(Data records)
[start]

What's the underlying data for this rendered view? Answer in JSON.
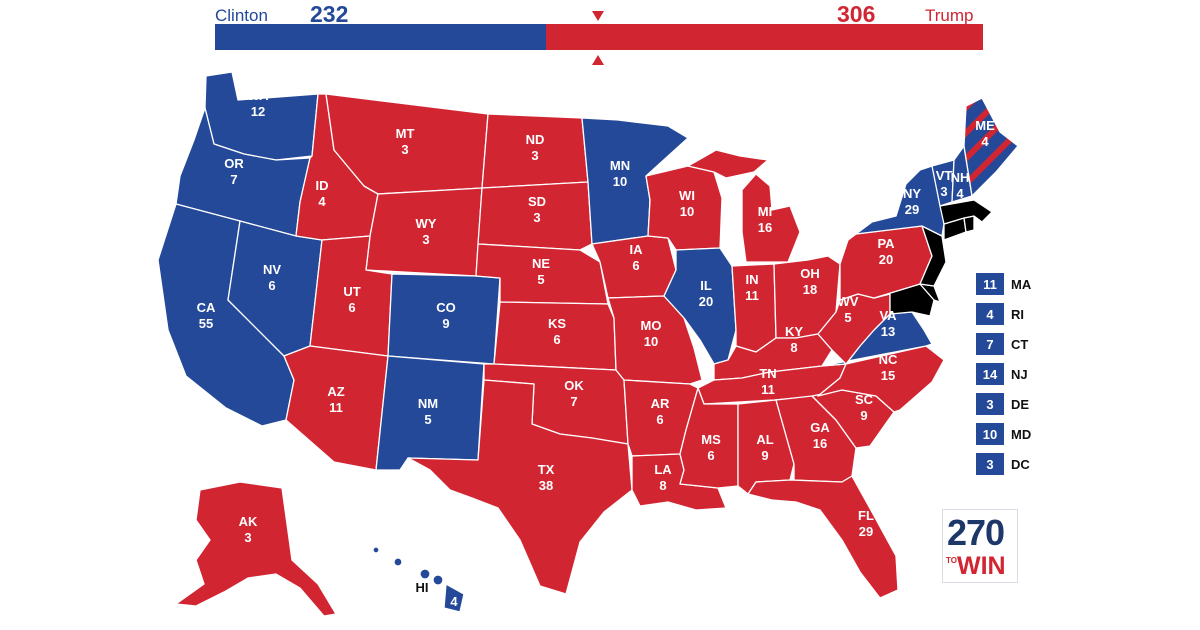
{
  "colors": {
    "dem": "#244999",
    "rep": "#d22532",
    "dark": "#1d3768"
  },
  "header": {
    "dem_name": "Clinton",
    "dem_total": "232",
    "rep_name": "Trump",
    "rep_total": "306",
    "dem_share": 0.431
  },
  "states": {
    "WA": {
      "abbr": "WA",
      "ev": "12",
      "party": "dem"
    },
    "OR": {
      "abbr": "OR",
      "ev": "7",
      "party": "dem"
    },
    "CA": {
      "abbr": "CA",
      "ev": "55",
      "party": "dem"
    },
    "NV": {
      "abbr": "NV",
      "ev": "6",
      "party": "dem"
    },
    "ID": {
      "abbr": "ID",
      "ev": "4",
      "party": "rep"
    },
    "MT": {
      "abbr": "MT",
      "ev": "3",
      "party": "rep"
    },
    "WY": {
      "abbr": "WY",
      "ev": "3",
      "party": "rep"
    },
    "UT": {
      "abbr": "UT",
      "ev": "6",
      "party": "rep"
    },
    "CO": {
      "abbr": "CO",
      "ev": "9",
      "party": "dem"
    },
    "AZ": {
      "abbr": "AZ",
      "ev": "11",
      "party": "rep"
    },
    "NM": {
      "abbr": "NM",
      "ev": "5",
      "party": "dem"
    },
    "ND": {
      "abbr": "ND",
      "ev": "3",
      "party": "rep"
    },
    "SD": {
      "abbr": "SD",
      "ev": "3",
      "party": "rep"
    },
    "NE": {
      "abbr": "NE",
      "ev": "5",
      "party": "rep"
    },
    "KS": {
      "abbr": "KS",
      "ev": "6",
      "party": "rep"
    },
    "OK": {
      "abbr": "OK",
      "ev": "7",
      "party": "rep"
    },
    "TX": {
      "abbr": "TX",
      "ev": "38",
      "party": "rep"
    },
    "MN": {
      "abbr": "MN",
      "ev": "10",
      "party": "dem"
    },
    "IA": {
      "abbr": "IA",
      "ev": "6",
      "party": "rep"
    },
    "MO": {
      "abbr": "MO",
      "ev": "10",
      "party": "rep"
    },
    "AR": {
      "abbr": "AR",
      "ev": "6",
      "party": "rep"
    },
    "LA": {
      "abbr": "LA",
      "ev": "8",
      "party": "rep"
    },
    "WI": {
      "abbr": "WI",
      "ev": "10",
      "party": "rep"
    },
    "IL": {
      "abbr": "IL",
      "ev": "20",
      "party": "dem"
    },
    "MI": {
      "abbr": "MI",
      "ev": "16",
      "party": "rep"
    },
    "IN": {
      "abbr": "IN",
      "ev": "11",
      "party": "rep"
    },
    "OH": {
      "abbr": "OH",
      "ev": "18",
      "party": "rep"
    },
    "KY": {
      "abbr": "KY",
      "ev": "8",
      "party": "rep"
    },
    "TN": {
      "abbr": "TN",
      "ev": "11",
      "party": "rep"
    },
    "MS": {
      "abbr": "MS",
      "ev": "6",
      "party": "rep"
    },
    "AL": {
      "abbr": "AL",
      "ev": "9",
      "party": "rep"
    },
    "GA": {
      "abbr": "GA",
      "ev": "16",
      "party": "rep"
    },
    "FL": {
      "abbr": "FL",
      "ev": "29",
      "party": "rep"
    },
    "SC": {
      "abbr": "SC",
      "ev": "9",
      "party": "rep"
    },
    "NC": {
      "abbr": "NC",
      "ev": "15",
      "party": "rep"
    },
    "VA": {
      "abbr": "VA",
      "ev": "13",
      "party": "dem"
    },
    "WV": {
      "abbr": "WV",
      "ev": "5",
      "party": "rep"
    },
    "PA": {
      "abbr": "PA",
      "ev": "20",
      "party": "rep"
    },
    "NY": {
      "abbr": "NY",
      "ev": "29",
      "party": "dem"
    },
    "VT": {
      "abbr": "VT",
      "ev": "3",
      "party": "dem"
    },
    "NH": {
      "abbr": "NH",
      "ev": "4",
      "party": "dem"
    },
    "ME": {
      "abbr": "ME",
      "ev": "4",
      "party": "split"
    },
    "AK": {
      "abbr": "AK",
      "ev": "3",
      "party": "rep"
    },
    "HI": {
      "abbr": "HI",
      "ev": "4",
      "party": "dem"
    }
  },
  "small_states": [
    {
      "abbr": "MA",
      "ev": "11"
    },
    {
      "abbr": "RI",
      "ev": "4"
    },
    {
      "abbr": "CT",
      "ev": "7"
    },
    {
      "abbr": "NJ",
      "ev": "14"
    },
    {
      "abbr": "DE",
      "ev": "3"
    },
    {
      "abbr": "MD",
      "ev": "10"
    },
    {
      "abbr": "DC",
      "ev": "3"
    }
  ],
  "logo": {
    "number": "270",
    "to": "TO",
    "win": "WIN"
  }
}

[end]

GOAL ->
Images in the records should not be copied. Repeat all the rest exactly.

EXERCISE ANSWER ->
What's the underlying data for this rendered view? Answer in JSON.
{
  "colors": {
    "dem": "#244999",
    "rep": "#d22532",
    "dark": "#1d3768"
  },
  "header": {
    "dem_name": "Clinton",
    "dem_total": "232",
    "rep_name": "Trump",
    "rep_total": "306",
    "dem_share": 0.431
  },
  "states": {
    "WA": {
      "abbr": "WA",
      "ev": "12",
      "party": "dem"
    },
    "OR": {
      "abbr": "OR",
      "ev": "7",
      "party": "dem"
    },
    "CA": {
      "abbr": "CA",
      "ev": "55",
      "party": "dem"
    },
    "NV": {
      "abbr": "NV",
      "ev": "6",
      "party": "dem"
    },
    "ID": {
      "abbr": "ID",
      "ev": "4",
      "party": "rep"
    },
    "MT": {
      "abbr": "MT",
      "ev": "3",
      "party": "rep"
    },
    "WY": {
      "abbr": "WY",
      "ev": "3",
      "party": "rep"
    },
    "UT": {
      "abbr": "UT",
      "ev": "6",
      "party": "rep"
    },
    "CO": {
      "abbr": "CO",
      "ev": "9",
      "party": "dem"
    },
    "AZ": {
      "abbr": "AZ",
      "ev": "11",
      "party": "rep"
    },
    "NM": {
      "abbr": "NM",
      "ev": "5",
      "party": "dem"
    },
    "ND": {
      "abbr": "ND",
      "ev": "3",
      "party": "rep"
    },
    "SD": {
      "abbr": "SD",
      "ev": "3",
      "party": "rep"
    },
    "NE": {
      "abbr": "NE",
      "ev": "5",
      "party": "rep"
    },
    "KS": {
      "abbr": "KS",
      "ev": "6",
      "party": "rep"
    },
    "OK": {
      "abbr": "OK",
      "ev": "7",
      "party": "rep"
    },
    "TX": {
      "abbr": "TX",
      "ev": "38",
      "party": "rep"
    },
    "MN": {
      "abbr": "MN",
      "ev": "10",
      "party": "dem"
    },
    "IA": {
      "abbr": "IA",
      "ev": "6",
      "party": "rep"
    },
    "MO": {
      "abbr": "MO",
      "ev": "10",
      "party": "rep"
    },
    "AR": {
      "abbr": "AR",
      "ev": "6",
      "party": "rep"
    },
    "LA": {
      "abbr": "LA",
      "ev": "8",
      "party": "rep"
    },
    "WI": {
      "abbr": "WI",
      "ev": "10",
      "party": "rep"
    },
    "IL": {
      "abbr": "IL",
      "ev": "20",
      "party": "dem"
    },
    "MI": {
      "abbr": "MI",
      "ev": "16",
      "party": "rep"
    },
    "IN": {
      "abbr": "IN",
      "ev": "11",
      "party": "rep"
    },
    "OH": {
      "abbr": "OH",
      "ev": "18",
      "party": "rep"
    },
    "KY": {
      "abbr": "KY",
      "ev": "8",
      "party": "rep"
    },
    "TN": {
      "abbr": "TN",
      "ev": "11",
      "party": "rep"
    },
    "MS": {
      "abbr": "MS",
      "ev": "6",
      "party": "rep"
    },
    "AL": {
      "abbr": "AL",
      "ev": "9",
      "party": "rep"
    },
    "GA": {
      "abbr": "GA",
      "ev": "16",
      "party": "rep"
    },
    "FL": {
      "abbr": "FL",
      "ev": "29",
      "party": "rep"
    },
    "SC": {
      "abbr": "SC",
      "ev": "9",
      "party": "rep"
    },
    "NC": {
      "abbr": "NC",
      "ev": "15",
      "party": "rep"
    },
    "VA": {
      "abbr": "VA",
      "ev": "13",
      "party": "dem"
    },
    "WV": {
      "abbr": "WV",
      "ev": "5",
      "party": "rep"
    },
    "PA": {
      "abbr": "PA",
      "ev": "20",
      "party": "rep"
    },
    "NY": {
      "abbr": "NY",
      "ev": "29",
      "party": "dem"
    },
    "VT": {
      "abbr": "VT",
      "ev": "3",
      "party": "dem"
    },
    "NH": {
      "abbr": "NH",
      "ev": "4",
      "party": "dem"
    },
    "ME": {
      "abbr": "ME",
      "ev": "4",
      "party": "split"
    },
    "AK": {
      "abbr": "AK",
      "ev": "3",
      "party": "rep"
    },
    "HI": {
      "abbr": "HI",
      "ev": "4",
      "party": "dem"
    }
  },
  "small_states": [
    {
      "abbr": "MA",
      "ev": "11"
    },
    {
      "abbr": "RI",
      "ev": "4"
    },
    {
      "abbr": "CT",
      "ev": "7"
    },
    {
      "abbr": "NJ",
      "ev": "14"
    },
    {
      "abbr": "DE",
      "ev": "3"
    },
    {
      "abbr": "MD",
      "ev": "10"
    },
    {
      "abbr": "DC",
      "ev": "3"
    }
  ],
  "logo": {
    "number": "270",
    "to": "TO",
    "win": "WIN"
  }
}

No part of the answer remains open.